____ EXERCISE MATERIAL

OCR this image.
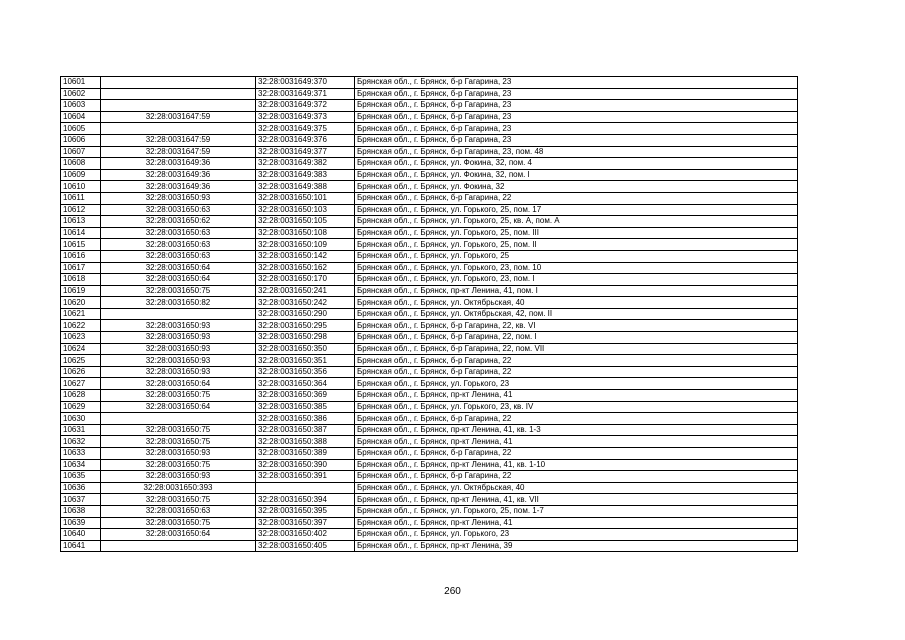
10601		32:28:0031649:370	Брянская обл., г. Брянск, б-р Гагарина, 23
10602		32:28:0031649:371	Брянская обл., г. Брянск, б-р Гагарина, 23
10603		32:28:0031649:372	Брянская обл., г. Брянск, б-р Гагарина, 23
10604	32:28:0031647:59	32:28:0031649:373	Брянская обл., г. Брянск, б-р Гагарина, 23
10605		32:28:0031649:375	Брянская обл., г. Брянск, б-р Гагарина, 23
10606	32:28:0031647:59	32:28:0031649:376	Брянская обл., г. Брянск, б-р Гагарина, 23
10607	32:28:0031647:59	32:28:0031649:377	Брянская обл., г. Брянск, б-р Гагарина, 23, пом. 48
10608	32:28:0031649:36	32:28:0031649:382	Брянская обл., г. Брянск, ул. Фокина, 32, пом. 4
10609	32:28:0031649:36	32:28:0031649:383	Брянская обл., г. Брянск, ул. Фокина, 32, пом. I
10610	32:28:0031649:36	32:28:0031649:388	Брянская обл., г. Брянск, ул. Фокина, 32
10611	32:28:0031650:93	32:28:0031650:101	Брянская обл., г. Брянск, б-р Гагарина, 22
10612	32:28:0031650:63	32:28:0031650:103	Брянская обл., г. Брянск, ул. Горького, 25, пом. 17
10613	32:28:0031650:62	32:28:0031650:105	Брянская обл., г. Брянск, ул. Горького, 25, кв. А, пом. А
10614	32:28:0031650:63	32:28:0031650:108	Брянская обл., г. Брянск, ул. Горького, 25, пом. III
10615	32:28:0031650:63	32:28:0031650:109	Брянская обл., г. Брянск, ул. Горького, 25, пом. II
10616	32:28:0031650:63	32:28:0031650:142	Брянская обл., г. Брянск, ул. Горького, 25
10617	32:28:0031650:64	32:28:0031650:162	Брянская обл., г. Брянск, ул. Горького, 23, пом. 10
10618	32:28:0031650:64	32:28:0031650:170	Брянская обл., г. Брянск, ул. Горького, 23, пом. I
10619	32:28:0031650:75	32:28:0031650:241	Брянская обл., г. Брянск, пр-кт Ленина, 41, пом. I
10620	32:28:0031650:82	32:28:0031650:242	Брянская обл., г. Брянск, ул. Октябрьская, 40
10621		32:28:0031650:290	Брянская обл., г. Брянск, ул. Октябрьская, 42, пом. II
10622	32:28:0031650:93	32:28:0031650:295	Брянская обл., г. Брянск, б-р Гагарина, 22, кв. VI
10623	32:28:0031650:93	32:28:0031650:298	Брянская обл., г. Брянск, б-р Гагарина, 22, пом. I
10624	32:28:0031650:93	32:28:0031650:350	Брянская обл., г. Брянск, б-р Гагарина, 22, пом. VII
10625	32:28:0031650:93	32:28:0031650:351	Брянская обл., г. Брянск, б-р Гагарина, 22
10626	32:28:0031650:93	32:28:0031650:356	Брянская обл., г. Брянск, б-р Гагарина, 22
10627	32:28:0031650:64	32:28:0031650:364	Брянская обл., г. Брянск, ул. Горького, 23
10628	32:28:0031650:75	32:28:0031650:369	Брянская обл., г. Брянск, пр-кт Ленина, 41
10629	32:28:0031650:64	32:28:0031650:385	Брянская обл., г. Брянск, ул. Горького, 23, кв. IV
10630		32:28:0031650:386	Брянская обл., г. Брянск, б-р Гагарина, 22
10631	32:28:0031650:75	32:28:0031650:387	Брянская обл., г. Брянск, пр-кт Ленина, 41, кв. 1-3
10632	32:28:0031650:75	32:28:0031650:388	Брянская обл., г. Брянск, пр-кт Ленина, 41
10633	32:28:0031650:93	32:28:0031650:389	Брянская обл., г. Брянск, б-р Гагарина, 22
10634	32:28:0031650:75	32:28:0031650:390	Брянская обл., г. Брянск, пр-кт Ленина, 41, кв. 1-10
10635	32:28:0031650:93	32:28:0031650:391	Брянская обл., г. Брянск, б-р Гагарина, 22
10636	32:28:0031650:393		Брянская обл., г. Брянск, ул. Октябрьская, 40
10637	32:28:0031650:75	32:28:0031650:394	Брянская обл., г. Брянск, пр-кт Ленина, 41, кв. VII
10638	32:28:0031650:63	32:28:0031650:395	Брянская обл., г. Брянск, ул. Горького, 25, пом. 1-7
10639	32:28:0031650:75	32:28:0031650:397	Брянская обл., г. Брянск, пр-кт Ленина, 41
10640	32:28:0031650:64	32:28:0031650:402	Брянская обл., г. Брянск, ул. Горького, 23
10641		32:28:0031650:405	Брянская обл., г. Брянск, пр-кт Ленина, 39
260
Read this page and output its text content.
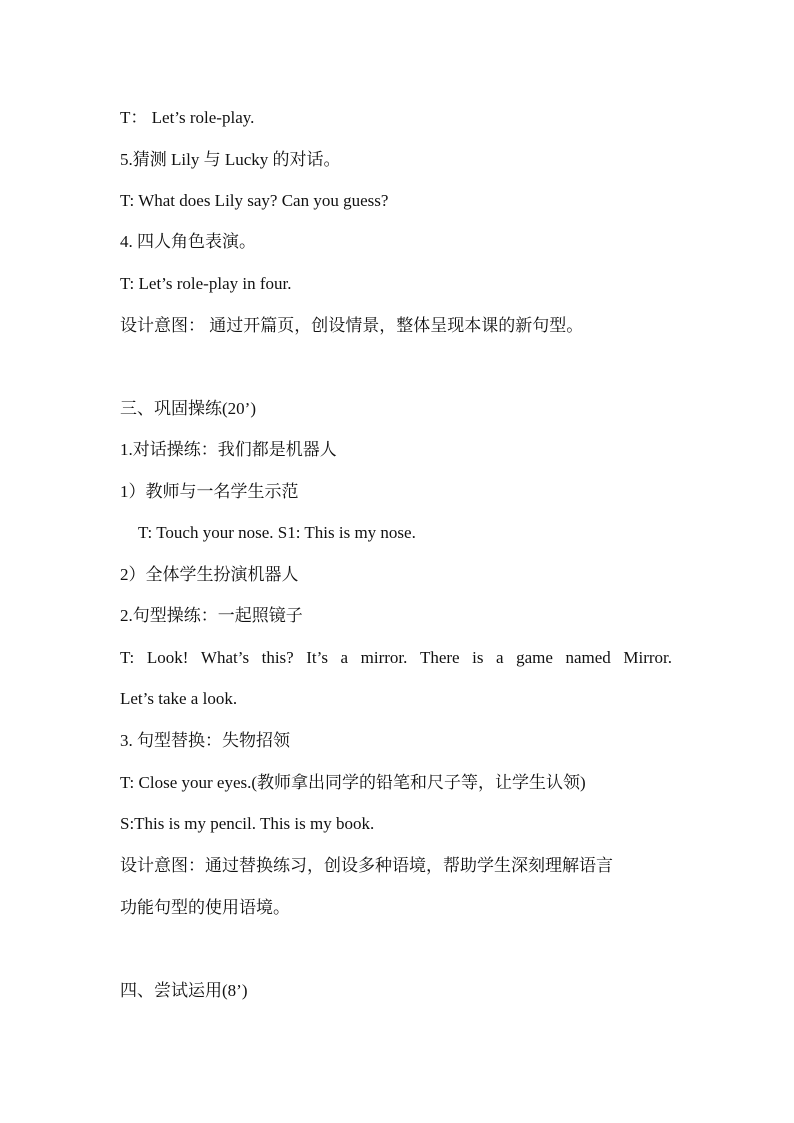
T： Let’s role-play.
5.猜测 Lily 与 Lucky 的对话。
T: What does Lily say? Can you guess?
4. 四人角色表演。
T: Let’s role-play in four.
设计意图： 通过开篇页，创设情景，整体呈现本课的新句型。
三、巩固操练(20’)
1.对话操练：我们都是机器人
1）教师与一名学生示范
T: Touch your nose. S1: This is my nose.
2）全体学生扮演机器人
2.句型操练：一起照镜子
T: Look! What’s this? It’s a mirror. There is a game named Mirror.
Let’s take a look.
3. 句型替换：失物招领
T: Close your eyes.(教师拿出同学的铅笔和尺子等，让学生认领)
S:This is my pencil. This is my book.
设计意图：通过替换练习，创设多种语境，帮助学生深刻理解语言
功能句型的使用语境。
四、尝试运用(8’)
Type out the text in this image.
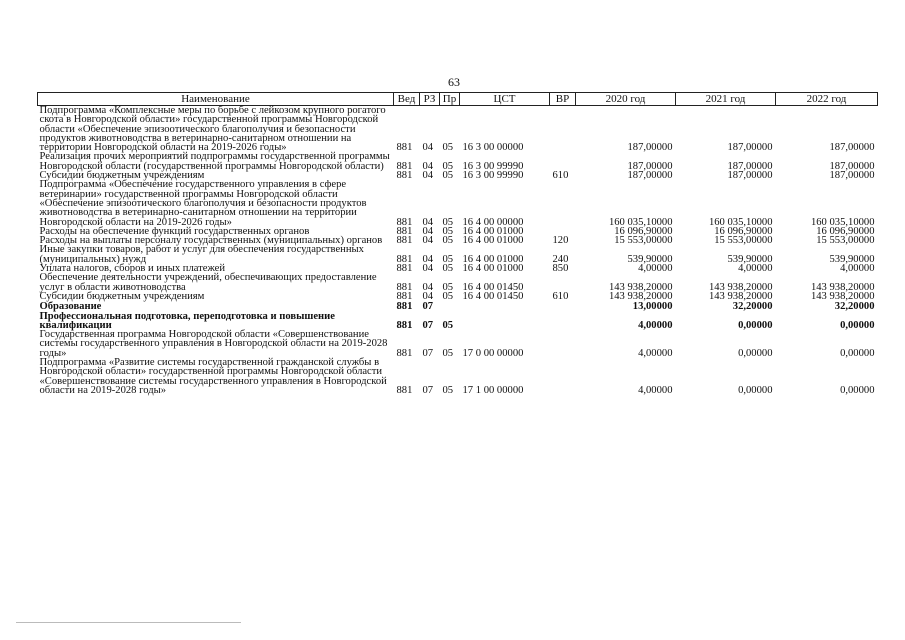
63
Наименование	Вед	РЗ	Пр	ЦСТ	ВР	2020 год	2021 год	2022 год
Подпрограмма «Комплексные меры по борьбе с лейкозом крупного рогатого скота в Новгородской области» государственной программы Новгородской области «Обеспечение эпизоотического благополучия и безопасности продуктов животноводства в ветеринарно-санитарном отношении на территории Новгородской области на 2019-2026 годы»	881	04	05	16 3 00 00000		187,00000	187,00000	187,00000
Реализация прочих мероприятий подпрограммы государственной программы Новгородской области (государственной программы Новгородской области)	881	04	05	16 3 00 99990		187,00000	187,00000	187,00000
Субсидии бюджетным учреждениям	881	04	05	16 3 00 99990	610	187,00000	187,00000	187,00000
Подпрограмма «Обеспечение государственного управления в сфере ветеринарии» государственной программы Новгородской области «Обеспечение эпизоотического благополучия и безопасности продуктов животноводства в ветеринарно-санитарном отношении на территории Новгородской области на 2019-2026 годы»	881	04	05	16 4 00 00000		160 035,10000	160 035,10000	160 035,10000
Расходы на обеспечение функций государственных органов	881	04	05	16 4 00 01000		16 096,90000	16 096,90000	16 096,90000
Расходы на выплаты персоналу государственных (муниципальных) органов	881	04	05	16 4 00 01000	120	15 553,00000	15 553,00000	15 553,00000
Иные закупки товаров, работ и услуг для обеспечения государственных (муниципальных) нужд	881	04	05	16 4 00 01000	240	539,90000	539,90000	539,90000
Уплата налогов, сборов и иных платежей	881	04	05	16 4 00 01000	850	4,00000	4,00000	4,00000
Обеспечение деятельности учреждений, обеспечивающих предоставление услуг в области животноводства	881	04	05	16 4 00 01450		143 938,20000	143 938,20000	143 938,20000
Субсидии бюджетным учреждениям	881	04	05	16 4 00 01450	610	143 938,20000	143 938,20000	143 938,20000
Образование	881	07				13,00000	32,20000	32,20000
Профессиональная подготовка, переподготовка и повышение квалификации	881	07	05			4,00000	0,00000	0,00000
Государственная программа Новгородской области «Совершенствование системы государственного управления в Новгородской области на 2019-2028 годы»	881	07	05	17 0 00 00000		4,00000	0,00000	0,00000
Подпрограмма «Развитие системы государственной гражданской службы в Новгородской области» государственной программы Новгородской области «Совершенствование системы государственного управления в Новгородской области на 2019-2028 годы»	881	07	05	17 1 00 00000		4,00000	0,00000	0,00000
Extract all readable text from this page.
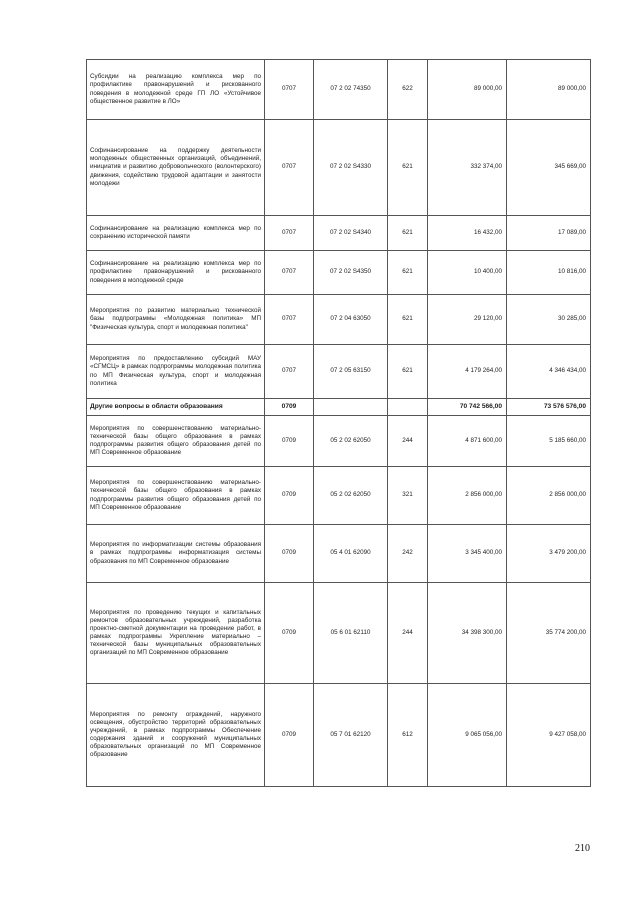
Субсидии на реализацию комплекса мер по профилактике правонарушений и рискованного поведения в молодежной среде ГП ЛО «Устойчивое общественное развитие в ЛО»	0707	07 2 02 74350	622	89 000,00	89 000,00
Софинансирование на поддержку деятельности молодежных общественных организаций, объединений, инициатив и развитию добровольческого (волонтерского) движения, содействию трудовой адаптации и занятости молодежи	0707	07 2 02 S4330	621	332 374,00	345 669,00
Софинансирование на реализацию комплекса мер по сохранению исторической памяти	0707	07 2 02 S4340	621	16 432,00	17 089,00
Софинансирование на реализацию комплекса мер по профилактике правонарушений и рискованного поведения в молодежной среде	0707	07 2 02 S4350	621	10 400,00	10 816,00
Мероприятия по развитию материально технической базы подпрограммы «Молодежная политика» МП "Физическая культура, спорт и молодежная политика"	0707	07 2 04 63050	621	29 120,00	30 285,00
Мероприятия по предоставлению субсидий МАУ «СГМСЦ» в рамках подпрограммы молодежная политика по МП Физическая культура, спорт и молодежная политика	0707	07 2 05 63150	621	4 179 264,00	4 346 434,00
Другие вопросы в области образования	0709			70 742 566,00	73 576 576,00
Мероприятия по совершенствованию материально-технической базы общего образования в рамках подпрограммы развития общего образования детей по МП Современное образование	0709	05 2 02 62050	244	4 871 600,00	5 185 660,00
Мероприятия по совершенствованию материально-технической базы общего образования в рамках подпрограммы развития общего образования детей по МП Современное образование	0709	05 2 02 62050	321	2 856 000,00	2 856 000,00
Мероприятия по информатизации системы образования в рамках подпрограммы информатизация системы образования по МП Современное образование	0709	05 4 01 62090	242	3 345 400,00	3 479 200,00
Мероприятия по проведению текущих и капитальных ремонтов образовательных учреждений, разработка проектно-сметной документации на проведение работ, в рамках подпрограммы Укрепление материально – технической базы муниципальных образовательных организаций по МП Современное образование	0709	05 6 01 62110	244	34 398 300,00	35 774 200,00
Мероприятия по ремонту ограждений, наружного освещения, обустройство территорий образовательных учреждений, в рамках подпрограммы Обеспечение содержания зданий и сооружений муниципальных образовательных организаций по МП Современное образование	0709	05 7 01 62120	612	9 065 056,00	9 427 058,00
210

________

=== EXERCISE INSTRUCTIONS ===
Which lines in the records above contain the string "годы"? Copy each one.

=== EXERCISE RESPONSE ===
Подпрограмма «Комплексные меры по борьбе с лейкозом крупного рогатого скота в Новгородской области» государственной программы Новгородской области «Обеспечение эпизоотического благополучия и безопасности продуктов животноводства в ветеринарно-санитарном отношении на территории Новгородской области на 2019-2026 годы»	881	04	05	16 3 00 00000		187,00000	187,00000	187,00000
Подпрограмма «Обеспечение государственного управления в сфере ветеринарии» государственной программы Новгородской области «Обеспечение эпизоотического благополучия и безопасности продуктов животноводства в ветеринарно-санитарном отношении на территории Новгородской области на 2019-2026 годы»	881	04	05	16 4 00 00000		160 035,10000	160 035,10000	160 035,10000
Государственная программа Новгородской области «Совершенствование системы государственного управления в Новгородской области на 2019-2028 годы»	881	07	05	17 0 00 00000		4,00000	0,00000	0,00000
Подпрограмма «Развитие системы государственной гражданской службы в Новгородской области» государственной программы Новгородской области «Совершенствование системы государственного управления в Новгородской области на 2019-2028 годы»	881	07	05	17 1 00 00000		4,00000	0,00000	0,00000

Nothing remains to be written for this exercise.